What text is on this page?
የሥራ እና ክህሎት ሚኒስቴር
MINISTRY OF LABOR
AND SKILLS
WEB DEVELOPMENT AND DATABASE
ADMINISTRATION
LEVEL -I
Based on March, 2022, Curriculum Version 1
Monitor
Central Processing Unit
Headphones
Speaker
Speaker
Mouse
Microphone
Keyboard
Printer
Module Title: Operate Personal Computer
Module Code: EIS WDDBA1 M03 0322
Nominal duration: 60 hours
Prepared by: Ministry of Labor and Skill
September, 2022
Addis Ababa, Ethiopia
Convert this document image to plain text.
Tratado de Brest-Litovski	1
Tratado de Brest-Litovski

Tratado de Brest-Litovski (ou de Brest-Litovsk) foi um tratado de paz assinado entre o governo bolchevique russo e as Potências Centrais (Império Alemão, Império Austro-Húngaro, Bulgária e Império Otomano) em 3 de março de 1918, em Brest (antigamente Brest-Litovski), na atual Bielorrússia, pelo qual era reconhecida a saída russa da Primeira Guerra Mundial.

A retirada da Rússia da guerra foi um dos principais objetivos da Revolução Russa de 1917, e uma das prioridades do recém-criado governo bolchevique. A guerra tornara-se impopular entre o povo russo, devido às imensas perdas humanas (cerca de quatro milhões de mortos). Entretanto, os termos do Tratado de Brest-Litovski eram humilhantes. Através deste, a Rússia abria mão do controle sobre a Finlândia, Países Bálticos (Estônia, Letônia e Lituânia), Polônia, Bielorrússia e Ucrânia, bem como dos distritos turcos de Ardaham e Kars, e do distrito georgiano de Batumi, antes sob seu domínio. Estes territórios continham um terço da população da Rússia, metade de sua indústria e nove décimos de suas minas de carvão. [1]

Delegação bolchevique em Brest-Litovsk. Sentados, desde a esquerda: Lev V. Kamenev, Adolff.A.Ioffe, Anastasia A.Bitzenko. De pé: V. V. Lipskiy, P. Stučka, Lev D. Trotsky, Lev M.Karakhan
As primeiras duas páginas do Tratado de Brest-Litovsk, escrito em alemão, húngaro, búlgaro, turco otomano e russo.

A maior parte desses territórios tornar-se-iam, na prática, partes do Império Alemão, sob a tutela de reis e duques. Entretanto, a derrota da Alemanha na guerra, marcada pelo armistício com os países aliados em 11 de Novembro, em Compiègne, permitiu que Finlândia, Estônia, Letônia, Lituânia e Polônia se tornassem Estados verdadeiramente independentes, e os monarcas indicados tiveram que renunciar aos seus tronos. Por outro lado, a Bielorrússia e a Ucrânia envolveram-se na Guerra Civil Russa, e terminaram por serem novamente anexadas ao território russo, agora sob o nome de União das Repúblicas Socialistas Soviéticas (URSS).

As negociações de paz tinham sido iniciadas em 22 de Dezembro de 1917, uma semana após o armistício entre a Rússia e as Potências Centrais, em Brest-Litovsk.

::::::::

**Work to be completed:**
Recopy all the lines exactly as they appear.

**Exercise answer:**
What text is on this page?
የሥራ እና ክህሎት ሚኒስቴር
MINISTRY OF LABOR
AND SKILLS
WEB DEVELOPMENT AND DATABASE
ADMINISTRATION
LEVEL -I
Based on March, 2022, Curriculum Version 1
Monitor
Central Processing Unit
Headphones
Speaker
Speaker
Mouse
Microphone
Keyboard
Printer
Module Title: Operate Personal Computer
Module Code: EIS WDDBA1 M03 0322
Nominal duration: 60 hours
Prepared by: Ministry of Labor and Skill
September, 2022
Addis Ababa, Ethiopia
Convert this document image to plain text.
Tratado de Brest-Litovski	1
Tratado de Brest-Litovski

Tratado de Brest-Litovski (ou de Brest-Litovsk) foi um tratado de paz assinado entre o governo bolchevique russo e as Potências Centrais (Império Alemão, Império Austro-Húngaro, Bulgária e Império Otomano) em 3 de março de 1918, em Brest (antigamente Brest-Litovski), na atual Bielorrússia, pelo qual era reconhecida a saída russa da Primeira Guerra Mundial.

A retirada da Rússia da guerra foi um dos principais objetivos da Revolução Russa de 1917, e uma das prioridades do recém-criado governo bolchevique. A guerra tornara-se impopular entre o povo russo, devido às imensas perdas humanas (cerca de quatro milhões de mortos). Entretanto, os termos do Tratado de Brest-Litovski eram humilhantes. Através deste, a Rússia abria mão do controle sobre a Finlândia, Países Bálticos (Estônia, Letônia e Lituânia), Polônia, Bielorrússia e Ucrânia, bem como dos distritos turcos de Ardaham e Kars, e do distrito georgiano de Batumi, antes sob seu domínio. Estes territórios continham um terço da população da Rússia, metade de sua indústria e nove décimos de suas minas de carvão. [1]

Delegação bolchevique em Brest-Litovsk. Sentados, desde a esquerda: Lev V. Kamenev, Adolff.A.Ioffe, Anastasia A.Bitzenko. De pé: V. V. Lipskiy, P. Stučka, Lev D. Trotsky, Lev M.Karakhan
As primeiras duas páginas do Tratado de Brest-Litovsk, escrito em alemão, húngaro, búlgaro, turco otomano e russo.

A maior parte desses territórios tornar-se-iam, na prática, partes do Império Alemão, sob a tutela de reis e duques. Entretanto, a derrota da Alemanha na guerra, marcada pelo armistício com os países aliados em 11 de Novembro, em Compiègne, permitiu que Finlândia, Estônia, Letônia, Lituânia e Polônia se tornassem Estados verdadeiramente independentes, e os monarcas indicados tiveram que renunciar aos seus tronos. Por outro lado, a Bielorrússia e a Ucrânia envolveram-se na Guerra Civil Russa, e terminaram por serem novamente anexadas ao território russo, agora sob o nome de União das Repúblicas Socialistas Soviéticas (URSS).

As negociações de paz tinham sido iniciadas em 22 de Dezembro de 1917, uma semana após o armistício entre a Rússia e as Potências Centrais, em Brest-Litovsk.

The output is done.